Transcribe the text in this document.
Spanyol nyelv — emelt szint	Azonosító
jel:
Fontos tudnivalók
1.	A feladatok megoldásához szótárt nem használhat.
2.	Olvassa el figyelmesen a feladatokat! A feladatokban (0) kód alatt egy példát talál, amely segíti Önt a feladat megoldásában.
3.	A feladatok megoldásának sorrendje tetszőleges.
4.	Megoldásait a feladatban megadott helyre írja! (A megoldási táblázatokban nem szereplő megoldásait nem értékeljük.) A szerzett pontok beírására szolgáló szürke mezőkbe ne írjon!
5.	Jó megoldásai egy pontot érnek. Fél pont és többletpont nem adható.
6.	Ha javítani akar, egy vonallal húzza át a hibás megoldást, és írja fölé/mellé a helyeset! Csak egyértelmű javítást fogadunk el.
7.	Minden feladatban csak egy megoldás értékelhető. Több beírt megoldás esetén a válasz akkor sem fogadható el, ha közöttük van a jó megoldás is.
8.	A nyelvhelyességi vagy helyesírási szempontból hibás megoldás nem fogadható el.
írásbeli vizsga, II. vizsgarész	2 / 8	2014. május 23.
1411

(Written task):
Work out how many lines above have the string "fogadható" in them, and give only the number.

(Worked solution):
2